**Problem to work on:** Copy the records below exactly, from the line containing "Serialize everything readable" through the last line, and leave out every picture.

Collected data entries
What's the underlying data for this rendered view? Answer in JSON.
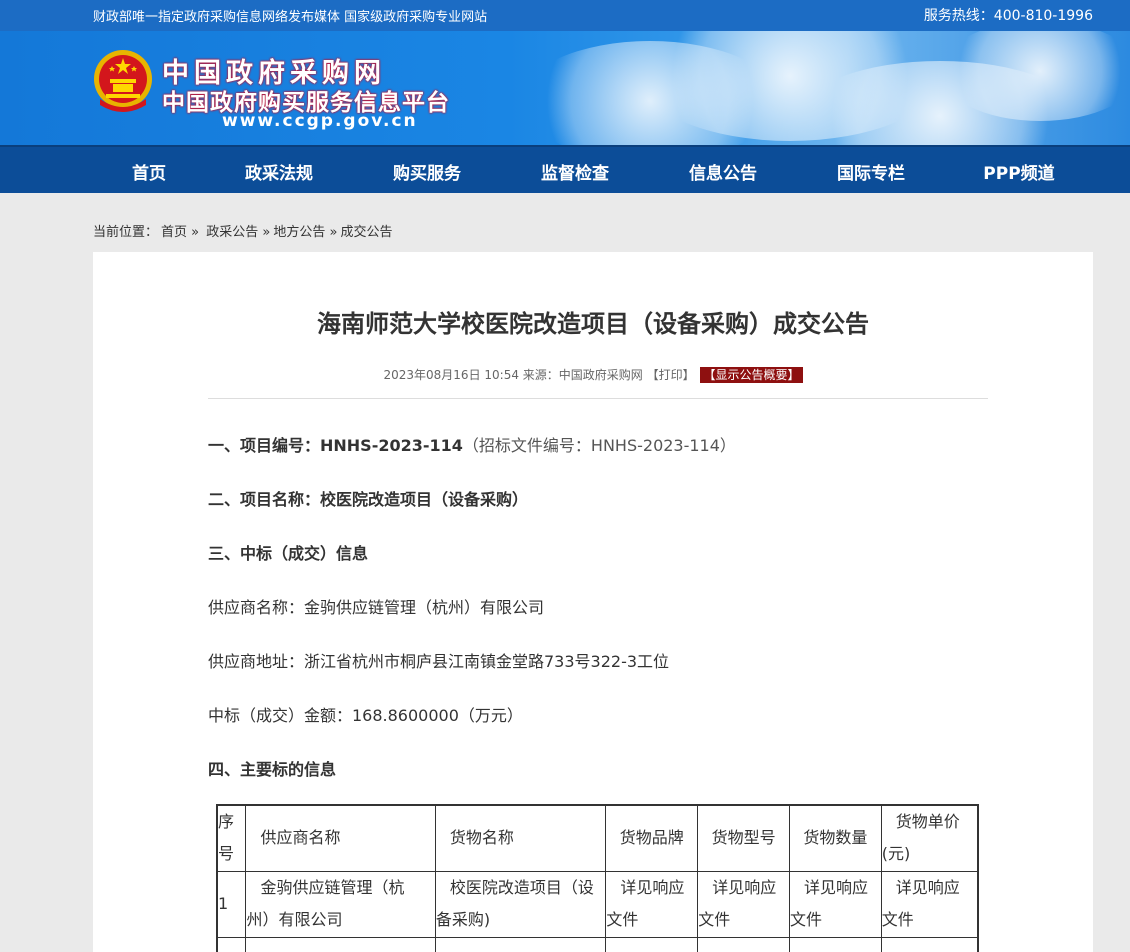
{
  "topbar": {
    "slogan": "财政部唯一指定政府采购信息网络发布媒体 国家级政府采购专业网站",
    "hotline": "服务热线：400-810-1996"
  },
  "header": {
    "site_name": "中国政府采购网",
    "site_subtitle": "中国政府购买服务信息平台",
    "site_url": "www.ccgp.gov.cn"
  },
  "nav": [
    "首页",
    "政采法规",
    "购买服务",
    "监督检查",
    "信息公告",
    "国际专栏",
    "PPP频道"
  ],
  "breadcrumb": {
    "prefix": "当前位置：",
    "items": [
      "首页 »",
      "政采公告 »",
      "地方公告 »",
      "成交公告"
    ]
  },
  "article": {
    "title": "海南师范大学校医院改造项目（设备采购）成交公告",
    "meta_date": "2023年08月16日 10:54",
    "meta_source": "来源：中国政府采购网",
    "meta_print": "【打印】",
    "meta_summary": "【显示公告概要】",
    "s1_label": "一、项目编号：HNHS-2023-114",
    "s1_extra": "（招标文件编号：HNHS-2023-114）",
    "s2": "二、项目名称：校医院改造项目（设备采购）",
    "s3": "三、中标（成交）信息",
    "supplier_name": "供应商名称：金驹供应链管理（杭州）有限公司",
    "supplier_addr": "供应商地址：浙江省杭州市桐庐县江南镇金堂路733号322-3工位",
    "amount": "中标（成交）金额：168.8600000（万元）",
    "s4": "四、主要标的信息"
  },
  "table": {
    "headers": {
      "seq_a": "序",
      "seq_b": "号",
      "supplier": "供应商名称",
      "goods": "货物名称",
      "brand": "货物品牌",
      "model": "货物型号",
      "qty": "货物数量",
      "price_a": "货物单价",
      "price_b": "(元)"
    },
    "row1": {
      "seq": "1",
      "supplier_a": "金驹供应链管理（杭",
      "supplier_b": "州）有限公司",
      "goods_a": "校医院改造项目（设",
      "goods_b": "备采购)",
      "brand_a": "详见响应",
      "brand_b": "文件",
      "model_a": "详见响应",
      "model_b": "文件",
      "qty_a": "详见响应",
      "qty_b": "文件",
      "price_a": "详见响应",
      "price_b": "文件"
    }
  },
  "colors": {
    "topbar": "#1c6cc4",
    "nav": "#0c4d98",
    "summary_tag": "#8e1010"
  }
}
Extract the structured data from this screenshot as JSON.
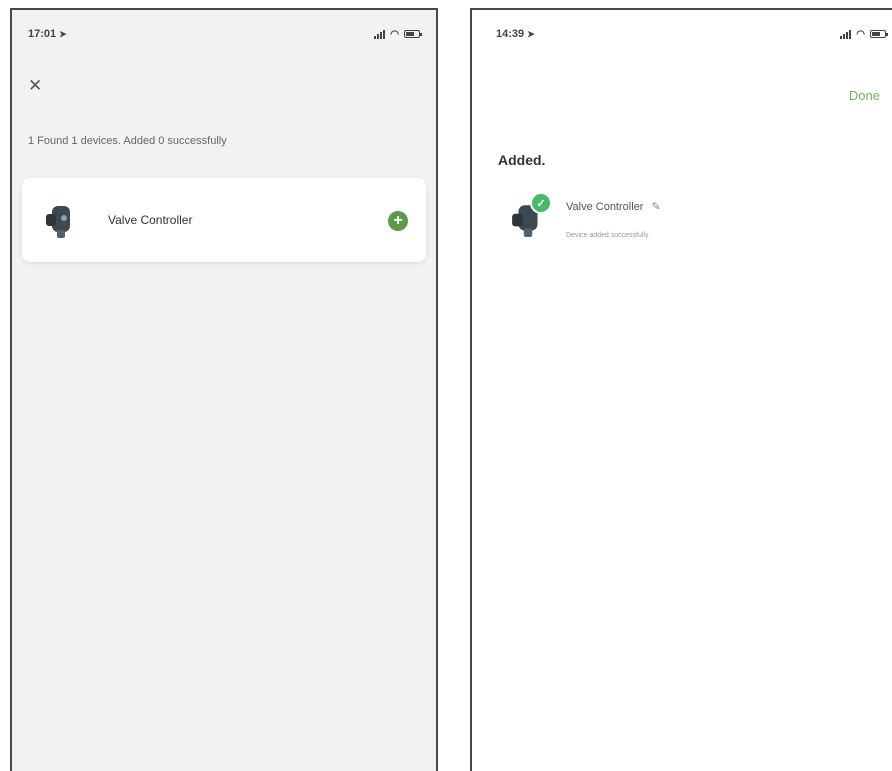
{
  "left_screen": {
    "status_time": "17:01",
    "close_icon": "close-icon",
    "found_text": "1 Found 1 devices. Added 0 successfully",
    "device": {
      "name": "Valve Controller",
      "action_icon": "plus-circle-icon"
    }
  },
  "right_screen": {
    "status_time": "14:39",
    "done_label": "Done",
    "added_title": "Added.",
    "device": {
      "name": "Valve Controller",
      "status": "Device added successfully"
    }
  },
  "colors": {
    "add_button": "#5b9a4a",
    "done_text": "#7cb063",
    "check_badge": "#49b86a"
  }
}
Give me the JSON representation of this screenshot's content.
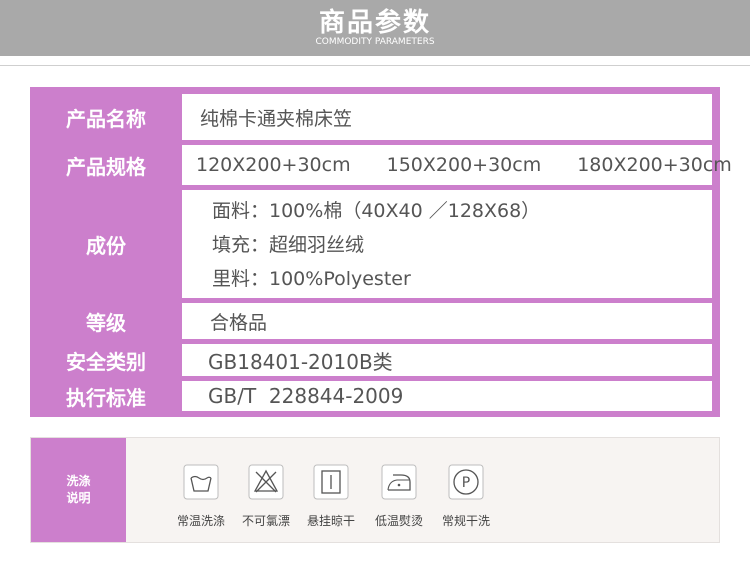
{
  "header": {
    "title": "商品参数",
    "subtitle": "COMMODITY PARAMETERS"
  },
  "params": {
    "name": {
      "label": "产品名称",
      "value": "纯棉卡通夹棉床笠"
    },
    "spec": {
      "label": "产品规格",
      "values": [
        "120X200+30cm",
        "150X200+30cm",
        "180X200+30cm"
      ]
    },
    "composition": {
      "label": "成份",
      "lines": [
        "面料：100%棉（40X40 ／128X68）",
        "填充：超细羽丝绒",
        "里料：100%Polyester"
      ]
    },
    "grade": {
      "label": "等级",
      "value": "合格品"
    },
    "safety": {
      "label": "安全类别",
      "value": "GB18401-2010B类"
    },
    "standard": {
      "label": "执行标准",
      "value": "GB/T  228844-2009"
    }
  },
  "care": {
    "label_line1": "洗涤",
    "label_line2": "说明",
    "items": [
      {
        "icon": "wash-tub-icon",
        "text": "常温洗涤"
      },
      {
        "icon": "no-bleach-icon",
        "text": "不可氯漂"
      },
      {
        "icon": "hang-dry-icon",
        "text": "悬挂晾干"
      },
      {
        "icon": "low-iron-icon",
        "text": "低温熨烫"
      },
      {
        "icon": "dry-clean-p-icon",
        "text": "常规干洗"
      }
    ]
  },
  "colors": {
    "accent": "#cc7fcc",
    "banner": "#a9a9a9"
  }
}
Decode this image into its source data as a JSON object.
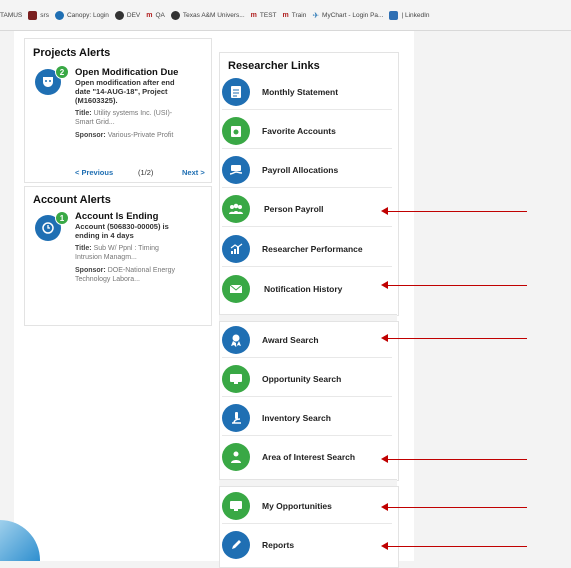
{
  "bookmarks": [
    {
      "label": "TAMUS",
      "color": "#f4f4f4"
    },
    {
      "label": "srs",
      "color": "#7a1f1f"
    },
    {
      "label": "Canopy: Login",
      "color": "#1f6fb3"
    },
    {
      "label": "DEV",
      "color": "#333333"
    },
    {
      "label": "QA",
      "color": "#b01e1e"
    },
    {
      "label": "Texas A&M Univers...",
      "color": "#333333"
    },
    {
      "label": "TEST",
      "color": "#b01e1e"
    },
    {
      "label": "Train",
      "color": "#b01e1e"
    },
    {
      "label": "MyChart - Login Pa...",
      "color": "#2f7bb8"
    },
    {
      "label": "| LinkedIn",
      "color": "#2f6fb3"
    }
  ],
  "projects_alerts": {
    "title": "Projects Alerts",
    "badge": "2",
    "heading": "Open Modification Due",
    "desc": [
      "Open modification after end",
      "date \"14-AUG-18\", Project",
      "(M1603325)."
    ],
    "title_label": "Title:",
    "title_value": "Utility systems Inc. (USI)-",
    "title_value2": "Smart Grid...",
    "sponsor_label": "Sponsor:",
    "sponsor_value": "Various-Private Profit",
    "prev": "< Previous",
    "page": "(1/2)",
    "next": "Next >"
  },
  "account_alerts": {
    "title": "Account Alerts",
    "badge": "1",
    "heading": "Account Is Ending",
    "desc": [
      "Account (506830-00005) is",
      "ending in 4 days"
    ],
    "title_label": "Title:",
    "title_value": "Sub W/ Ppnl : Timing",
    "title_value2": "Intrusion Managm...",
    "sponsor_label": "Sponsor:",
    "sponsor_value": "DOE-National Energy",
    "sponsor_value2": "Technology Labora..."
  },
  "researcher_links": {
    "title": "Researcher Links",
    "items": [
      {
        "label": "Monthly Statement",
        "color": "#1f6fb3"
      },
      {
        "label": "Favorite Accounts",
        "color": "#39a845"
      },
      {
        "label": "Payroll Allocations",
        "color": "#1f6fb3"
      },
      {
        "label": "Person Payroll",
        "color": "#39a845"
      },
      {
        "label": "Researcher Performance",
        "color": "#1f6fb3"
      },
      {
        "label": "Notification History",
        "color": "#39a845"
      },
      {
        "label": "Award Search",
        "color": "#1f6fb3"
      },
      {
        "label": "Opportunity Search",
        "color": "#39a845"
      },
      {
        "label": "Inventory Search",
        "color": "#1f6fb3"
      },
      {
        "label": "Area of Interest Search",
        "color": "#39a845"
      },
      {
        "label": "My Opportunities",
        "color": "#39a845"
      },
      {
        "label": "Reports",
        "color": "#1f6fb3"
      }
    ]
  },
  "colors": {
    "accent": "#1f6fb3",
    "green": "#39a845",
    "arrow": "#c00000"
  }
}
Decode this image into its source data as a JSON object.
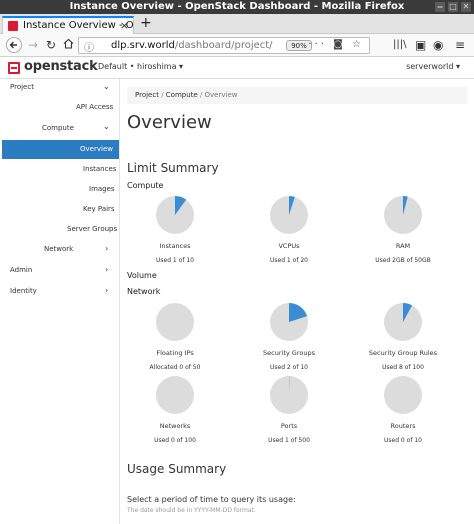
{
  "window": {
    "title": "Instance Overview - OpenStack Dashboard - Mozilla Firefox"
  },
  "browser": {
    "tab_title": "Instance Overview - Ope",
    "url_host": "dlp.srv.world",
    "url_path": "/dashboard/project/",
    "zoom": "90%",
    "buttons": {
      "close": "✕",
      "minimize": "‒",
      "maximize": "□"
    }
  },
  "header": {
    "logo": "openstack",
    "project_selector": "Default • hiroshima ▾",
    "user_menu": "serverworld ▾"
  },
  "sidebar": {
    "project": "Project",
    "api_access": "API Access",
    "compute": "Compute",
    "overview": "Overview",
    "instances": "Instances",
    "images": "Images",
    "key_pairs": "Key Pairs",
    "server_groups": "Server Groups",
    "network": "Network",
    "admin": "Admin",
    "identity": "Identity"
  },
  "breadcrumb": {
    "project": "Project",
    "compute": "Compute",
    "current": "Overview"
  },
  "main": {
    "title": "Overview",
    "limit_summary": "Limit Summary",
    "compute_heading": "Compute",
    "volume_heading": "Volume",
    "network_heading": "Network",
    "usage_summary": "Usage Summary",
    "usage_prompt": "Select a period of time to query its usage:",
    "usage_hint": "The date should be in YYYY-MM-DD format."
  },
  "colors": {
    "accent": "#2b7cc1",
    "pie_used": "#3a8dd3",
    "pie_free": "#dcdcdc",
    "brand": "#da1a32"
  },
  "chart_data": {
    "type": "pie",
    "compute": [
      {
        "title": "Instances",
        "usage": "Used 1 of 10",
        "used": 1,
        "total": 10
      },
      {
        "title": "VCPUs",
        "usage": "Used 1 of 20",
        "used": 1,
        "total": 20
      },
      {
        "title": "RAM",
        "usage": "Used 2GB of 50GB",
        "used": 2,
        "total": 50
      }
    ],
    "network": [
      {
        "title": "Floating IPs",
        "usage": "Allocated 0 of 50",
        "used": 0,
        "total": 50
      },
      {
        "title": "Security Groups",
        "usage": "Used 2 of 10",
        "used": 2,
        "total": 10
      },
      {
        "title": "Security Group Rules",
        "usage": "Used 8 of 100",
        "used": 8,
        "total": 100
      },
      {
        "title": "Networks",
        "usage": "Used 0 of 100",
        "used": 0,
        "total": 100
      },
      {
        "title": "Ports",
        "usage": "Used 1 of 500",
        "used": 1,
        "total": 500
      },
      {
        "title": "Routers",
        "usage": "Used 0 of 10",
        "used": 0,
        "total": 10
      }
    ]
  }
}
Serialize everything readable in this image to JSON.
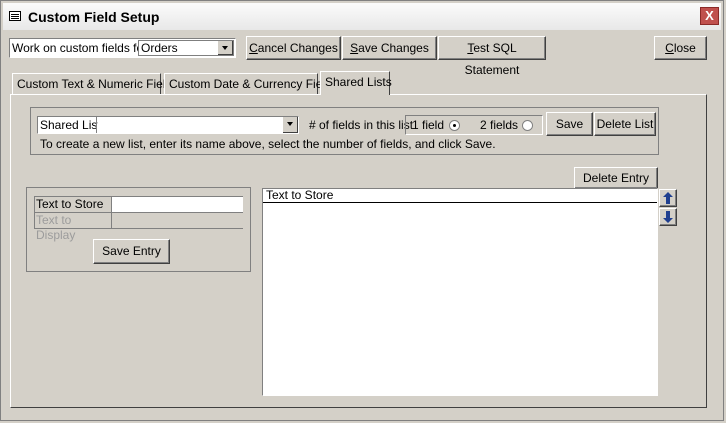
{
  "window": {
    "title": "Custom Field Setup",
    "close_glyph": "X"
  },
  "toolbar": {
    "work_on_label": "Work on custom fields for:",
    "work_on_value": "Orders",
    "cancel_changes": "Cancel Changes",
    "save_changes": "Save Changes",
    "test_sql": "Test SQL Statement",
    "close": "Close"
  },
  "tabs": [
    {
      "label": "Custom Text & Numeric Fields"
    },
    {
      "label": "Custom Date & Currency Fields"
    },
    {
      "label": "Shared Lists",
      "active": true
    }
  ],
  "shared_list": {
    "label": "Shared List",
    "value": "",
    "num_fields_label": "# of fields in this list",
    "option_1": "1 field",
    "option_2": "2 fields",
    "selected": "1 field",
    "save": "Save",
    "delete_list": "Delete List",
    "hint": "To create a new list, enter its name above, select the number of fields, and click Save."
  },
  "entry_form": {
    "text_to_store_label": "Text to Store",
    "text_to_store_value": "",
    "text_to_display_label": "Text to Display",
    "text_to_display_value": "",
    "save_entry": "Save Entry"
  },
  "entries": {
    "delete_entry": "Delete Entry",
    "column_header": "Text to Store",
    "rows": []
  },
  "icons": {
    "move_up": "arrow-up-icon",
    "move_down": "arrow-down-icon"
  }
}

**Exercise response:**
Serialize everything readable in this image to JSON.
{
  "window": {
    "title": "Custom Field Setup",
    "close_glyph": "X"
  },
  "toolbar": {
    "work_on_label": "Work on custom fields for:",
    "work_on_value": "Orders",
    "cancel_changes": "Cancel Changes",
    "save_changes": "Save Changes",
    "test_sql": "Test SQL Statement",
    "close": "Close"
  },
  "tabs": [
    {
      "label": "Custom Text & Numeric Fields"
    },
    {
      "label": "Custom Date & Currency Fields"
    },
    {
      "label": "Shared Lists",
      "active": true
    }
  ],
  "shared_list": {
    "label": "Shared List",
    "value": "",
    "num_fields_label": "# of fields in this list",
    "option_1": "1 field",
    "option_2": "2 fields",
    "selected": "1 field",
    "save": "Save",
    "delete_list": "Delete List",
    "hint": "To create a new list, enter its name above, select the number of fields, and click Save."
  },
  "entry_form": {
    "text_to_store_label": "Text to Store",
    "text_to_store_value": "",
    "text_to_display_label": "Text to Display",
    "text_to_display_value": "",
    "save_entry": "Save Entry"
  },
  "entries": {
    "delete_entry": "Delete Entry",
    "column_header": "Text to Store",
    "rows": []
  },
  "icons": {
    "move_up": "arrow-up-icon",
    "move_down": "arrow-down-icon"
  }
}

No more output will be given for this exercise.